_SHORT PROBLEM_.
The entries below need to be written out exactly, with no pictures included.
BEGIN RECORDS SUPPLIED
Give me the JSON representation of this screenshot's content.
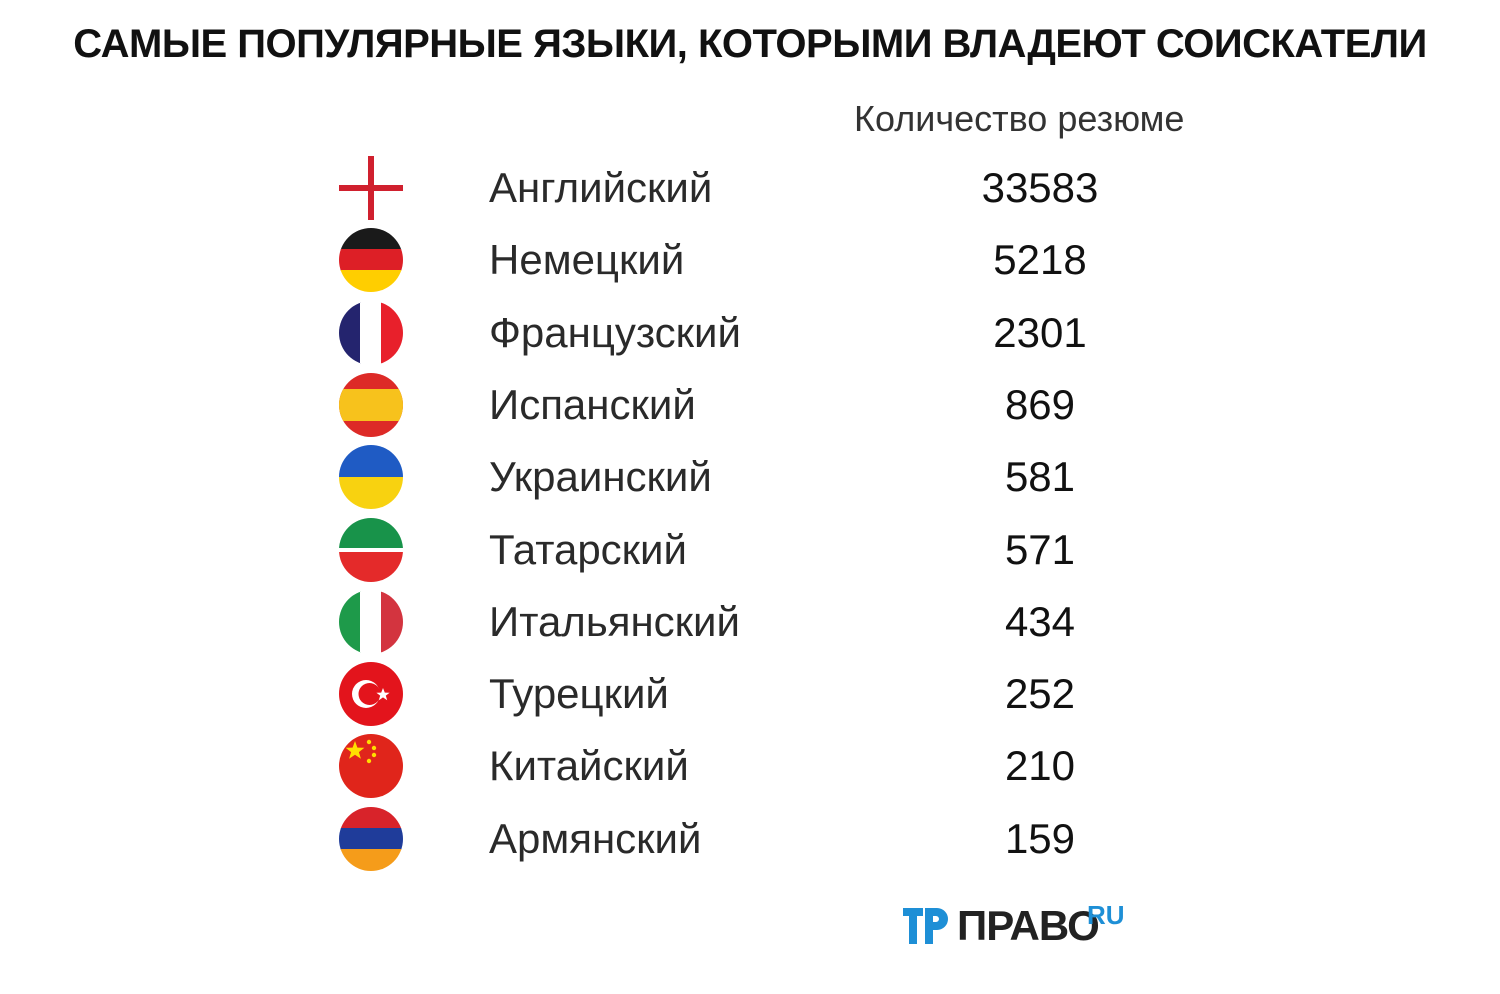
{
  "chart_data": {
    "type": "table",
    "title": "САМЫЕ ПОПУЛЯРНЫЕ ЯЗЫКИ, КОТОРЫМИ ВЛАДЕЮТ СОИСКАТЕЛИ",
    "value_header": "Количество резюме",
    "rows": [
      {
        "label": "Английский",
        "value": "33583",
        "flag": "england-flag-icon"
      },
      {
        "label": "Немецкий",
        "value": "5218",
        "flag": "germany-flag-icon"
      },
      {
        "label": "Французский",
        "value": "2301",
        "flag": "france-flag-icon"
      },
      {
        "label": "Испанский",
        "value": "869",
        "flag": "spain-flag-icon"
      },
      {
        "label": "Украинский",
        "value": "581",
        "flag": "ukraine-flag-icon"
      },
      {
        "label": "Татарский",
        "value": "571",
        "flag": "tatarstan-flag-icon"
      },
      {
        "label": "Итальянский",
        "value": "434",
        "flag": "italy-flag-icon"
      },
      {
        "label": "Турецкий",
        "value": "252",
        "flag": "turkey-flag-icon"
      },
      {
        "label": "Китайский",
        "value": "210",
        "flag": "china-flag-icon"
      },
      {
        "label": "Армянский",
        "value": "159",
        "flag": "armenia-flag-icon"
      }
    ]
  },
  "logo": {
    "main": "ПРАВО",
    "suffix": "RU"
  },
  "colors": {
    "brand_blue": "#1e8fd6",
    "text": "#111111"
  }
}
END RECORDS SUPPLIED
_EXPECTED ANSWER_.
Give me the JSON representation of this screenshot's content.
{
  "chart_data": {
    "type": "table",
    "title": "САМЫЕ ПОПУЛЯРНЫЕ ЯЗЫКИ, КОТОРЫМИ ВЛАДЕЮТ СОИСКАТЕЛИ",
    "value_header": "Количество резюме",
    "rows": [
      {
        "label": "Английский",
        "value": "33583",
        "flag": "england-flag-icon"
      },
      {
        "label": "Немецкий",
        "value": "5218",
        "flag": "germany-flag-icon"
      },
      {
        "label": "Французский",
        "value": "2301",
        "flag": "france-flag-icon"
      },
      {
        "label": "Испанский",
        "value": "869",
        "flag": "spain-flag-icon"
      },
      {
        "label": "Украинский",
        "value": "581",
        "flag": "ukraine-flag-icon"
      },
      {
        "label": "Татарский",
        "value": "571",
        "flag": "tatarstan-flag-icon"
      },
      {
        "label": "Итальянский",
        "value": "434",
        "flag": "italy-flag-icon"
      },
      {
        "label": "Турецкий",
        "value": "252",
        "flag": "turkey-flag-icon"
      },
      {
        "label": "Китайский",
        "value": "210",
        "flag": "china-flag-icon"
      },
      {
        "label": "Армянский",
        "value": "159",
        "flag": "armenia-flag-icon"
      }
    ]
  },
  "logo": {
    "main": "ПРАВО",
    "suffix": "RU"
  },
  "colors": {
    "brand_blue": "#1e8fd6",
    "text": "#111111"
  }
}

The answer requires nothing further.